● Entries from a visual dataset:
....

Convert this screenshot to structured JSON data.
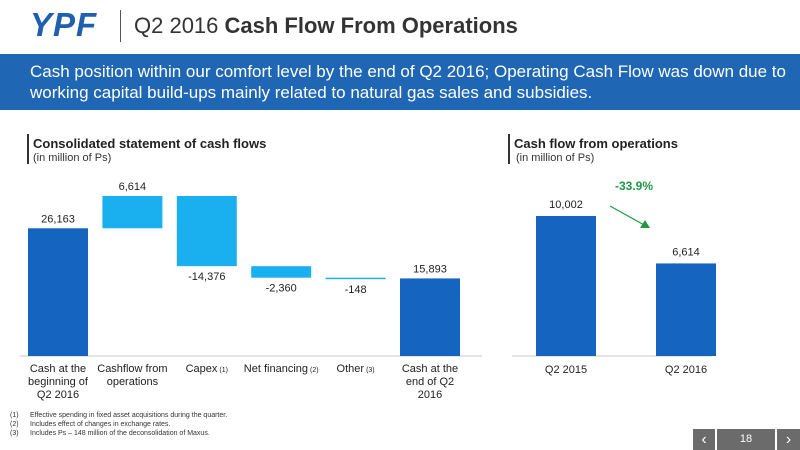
{
  "header": {
    "logo_text": "YPF",
    "title_prefix": "Q2 2016 ",
    "title_bold": "Cash Flow From Operations"
  },
  "banner": {
    "text": "Cash position within our comfort level by the end of Q2 2016; Operating Cash Flow was down due to working capital build-ups mainly related to natural gas sales and subsidies."
  },
  "left_section": {
    "title": "Consolidated statement of cash flows",
    "subtitle": "(in million of Ps)"
  },
  "right_section": {
    "title": "Cash flow from operations",
    "subtitle": "(in million of Ps)",
    "change_label": "-33.9%"
  },
  "chart_data": [
    {
      "type": "bar",
      "subtype": "waterfall",
      "title": "Consolidated statement of cash flows",
      "subtitle": "(in million of Ps)",
      "categories": [
        [
          "Cash at the",
          "beginning of",
          "Q2 2016"
        ],
        [
          "Cashflow from",
          "operations"
        ],
        [
          "Capex",
          "(1)"
        ],
        [
          "Net financing",
          "(2)"
        ],
        [
          "Other",
          "(3)"
        ],
        [
          "Cash at the",
          "end of Q2",
          "2016"
        ]
      ],
      "values": [
        26163,
        6614,
        -14376,
        -2360,
        -148,
        15893
      ],
      "value_labels": [
        "26,163",
        "6,614",
        "-14,376",
        "-2,360",
        "-148",
        "15,893"
      ],
      "bar_kinds": [
        "total",
        "delta",
        "delta",
        "delta",
        "delta",
        "total"
      ],
      "ylim": [
        0,
        35000
      ],
      "colors": {
        "total": "#1565c0",
        "delta": "#1ab0ef"
      },
      "grid": false
    },
    {
      "type": "bar",
      "title": "Cash flow from operations",
      "subtitle": "(in million of Ps)",
      "categories": [
        "Q2 2015",
        "Q2 2016"
      ],
      "values": [
        10002,
        6614
      ],
      "value_labels": [
        "10,002",
        "6,614"
      ],
      "change_label": "-33.9%",
      "ylim": [
        0,
        12000
      ],
      "colors": {
        "bar": "#1565c0",
        "change": "#1e9a45"
      },
      "grid": false
    }
  ],
  "footnotes": [
    {
      "num": "(1)",
      "text": "Effective spending in fixed asset acquisitions during the quarter."
    },
    {
      "num": "(2)",
      "text": "Includes effect of changes in exchange rates."
    },
    {
      "num": "(3)",
      "text": "Includes Ps – 148 million of the deconsolidation of Maxus."
    }
  ],
  "pager": {
    "prev": "‹",
    "page": "18",
    "next": "›"
  },
  "icons": {
    "logo": "ypf-logo",
    "prev": "chevron-left-icon",
    "next": "chevron-right-icon",
    "trend": "arrow-down-right-icon"
  }
}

....

● Stated problem: Search the records for the word "million" and copy every line where it occurs.

● Exercise solution:
    "subtitle": "(in million of Ps)"
    "subtitle": "(in million of Ps)",
      "subtitle": "(in million of Ps)",
      "subtitle": "(in million of Ps)",
      "text": "Includes Ps – 148 million of the deconsolidation of Maxus."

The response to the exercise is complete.